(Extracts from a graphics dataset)
◇ ◇ ◇ ◇ ◇ ◇ ◇

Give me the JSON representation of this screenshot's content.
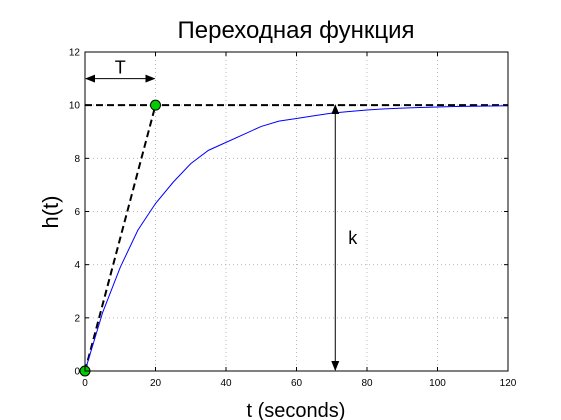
{
  "chart_data": {
    "type": "line",
    "title": "Переходная функция",
    "xlabel": "t (seconds)",
    "ylabel": "h(t)",
    "xlim": [
      0,
      120
    ],
    "ylim": [
      0,
      12
    ],
    "xticks": [
      0,
      20,
      40,
      60,
      80,
      100,
      120
    ],
    "yticks": [
      0,
      2,
      4,
      6,
      8,
      10,
      12
    ],
    "grid": true,
    "series": [
      {
        "type": "line",
        "color": "#0000ff",
        "x": [
          0,
          5,
          10,
          15,
          20,
          25,
          30,
          35,
          40,
          45,
          50,
          55,
          60,
          65,
          70,
          75,
          80,
          85,
          90,
          95,
          100,
          105,
          110,
          115,
          120
        ],
        "y": [
          0,
          2.2,
          3.9,
          5.3,
          6.3,
          7.1,
          7.8,
          8.3,
          8.6,
          8.9,
          9.2,
          9.4,
          9.5,
          9.6,
          9.7,
          9.76,
          9.82,
          9.86,
          9.89,
          9.91,
          9.93,
          9.95,
          9.96,
          9.97,
          9.98
        ]
      }
    ],
    "reference_lines": [
      {
        "style": "dashed",
        "color": "#000000",
        "x": [
          0,
          20
        ],
        "y": [
          0,
          10
        ]
      },
      {
        "style": "dashed",
        "color": "#000000",
        "x": [
          0,
          120
        ],
        "y": [
          10,
          10
        ]
      }
    ],
    "markers": [
      {
        "x": 0,
        "y": 0,
        "color": "#00cc00"
      },
      {
        "x": 20,
        "y": 10,
        "color": "#00cc00"
      }
    ],
    "annotations": [
      {
        "text": "T",
        "arrow_x": [
          0,
          20
        ],
        "arrow_y": 11
      },
      {
        "text": "k",
        "arrow_x": 71,
        "arrow_y": [
          0,
          10
        ]
      }
    ]
  }
}
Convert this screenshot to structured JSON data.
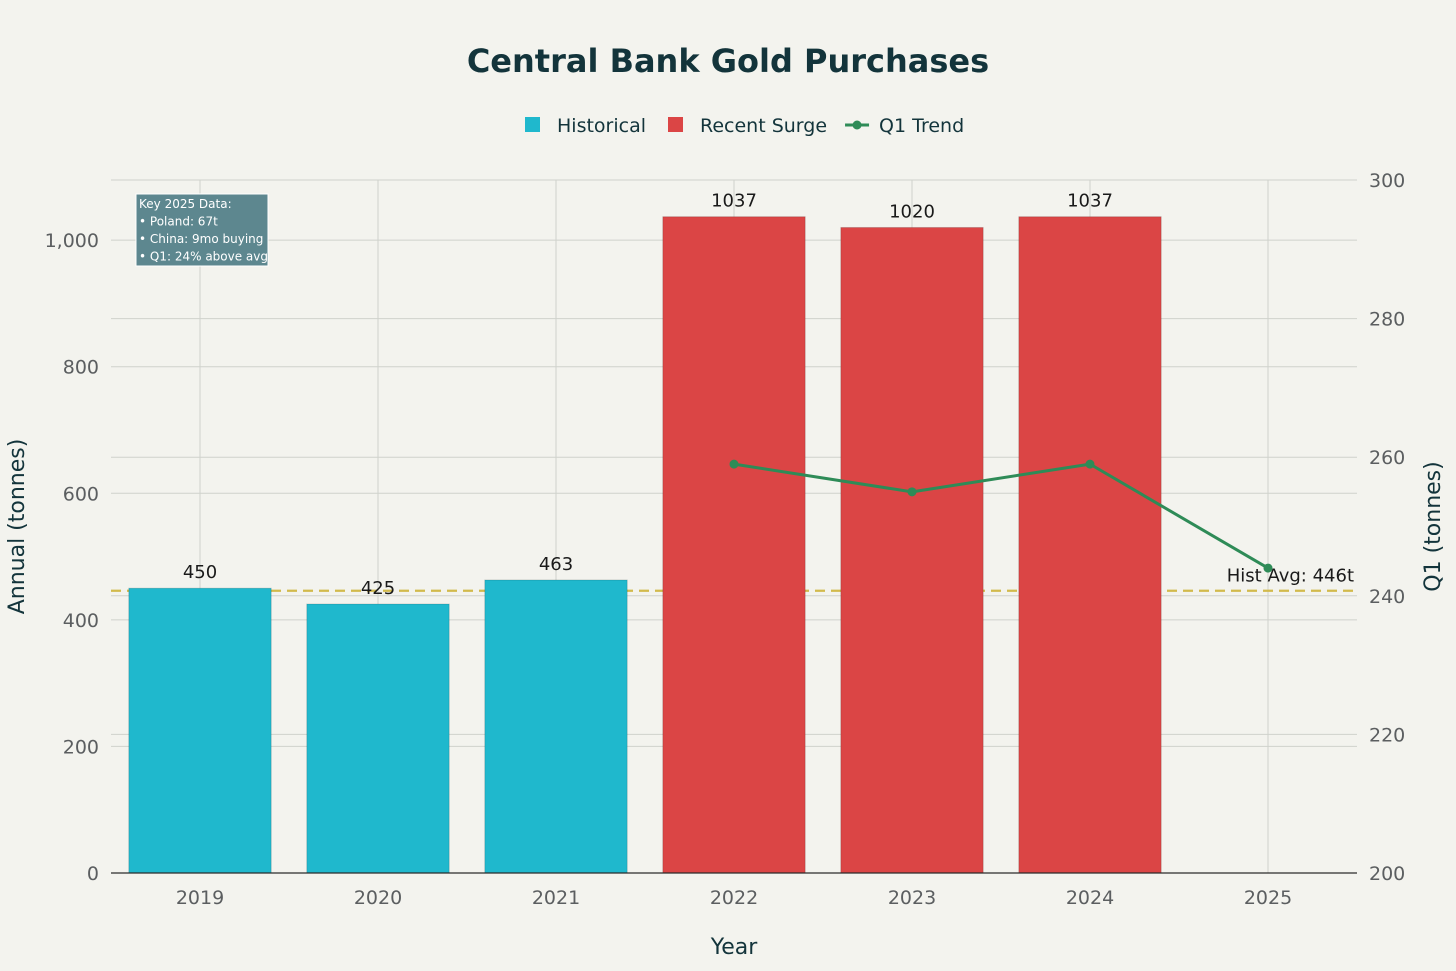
{
  "chart_data": {
    "type": "bar",
    "title": "Central Bank Gold Purchases",
    "xlabel": "Year",
    "ylabel": "Annual (tonnes)",
    "y2label": "Q1 (tonnes)",
    "categories": [
      "2019",
      "2020",
      "2021",
      "2022",
      "2023",
      "2024",
      "2025"
    ],
    "ylim": [
      0,
      1095
    ],
    "y2lim": [
      200,
      300
    ],
    "yticks": [
      0,
      200,
      400,
      600,
      800,
      1000
    ],
    "yticklabels": [
      "0",
      "200",
      "400",
      "600",
      "800",
      "1,000"
    ],
    "y2ticks": [
      200,
      220,
      240,
      260,
      280,
      300
    ],
    "legend_position": "top-center",
    "grid": true,
    "series": [
      {
        "name": "Historical",
        "kind": "bar",
        "color": "#1fb8cd",
        "values": [
          450,
          425,
          463,
          null,
          null,
          null,
          null
        ]
      },
      {
        "name": "Recent Surge",
        "kind": "bar",
        "color": "#db4545",
        "values": [
          null,
          null,
          null,
          1037,
          1020,
          1037,
          null
        ]
      },
      {
        "name": "Q1 Trend",
        "kind": "line",
        "axis": "right",
        "color": "#2e8b57",
        "values": [
          null,
          null,
          null,
          259,
          255,
          259,
          244
        ]
      }
    ],
    "reference_line": {
      "value": 446,
      "label": "Hist Avg: 446t",
      "color": "#d2ba4c"
    },
    "annotation": {
      "lines": [
        "Key 2025 Data:",
        "• Poland: 67t",
        "• China: 9mo buying",
        "• Q1: 24% above avg"
      ],
      "background": "#5d878f"
    }
  }
}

◇ ◇ ◇ ◇ ◇ ◇ ◇

**To do**
Pick out all the lines with the word "name" in them and copy them.

**The response**
        "name": "Historical",
        "name": "Recent Surge",
        "name": "Q1 Trend",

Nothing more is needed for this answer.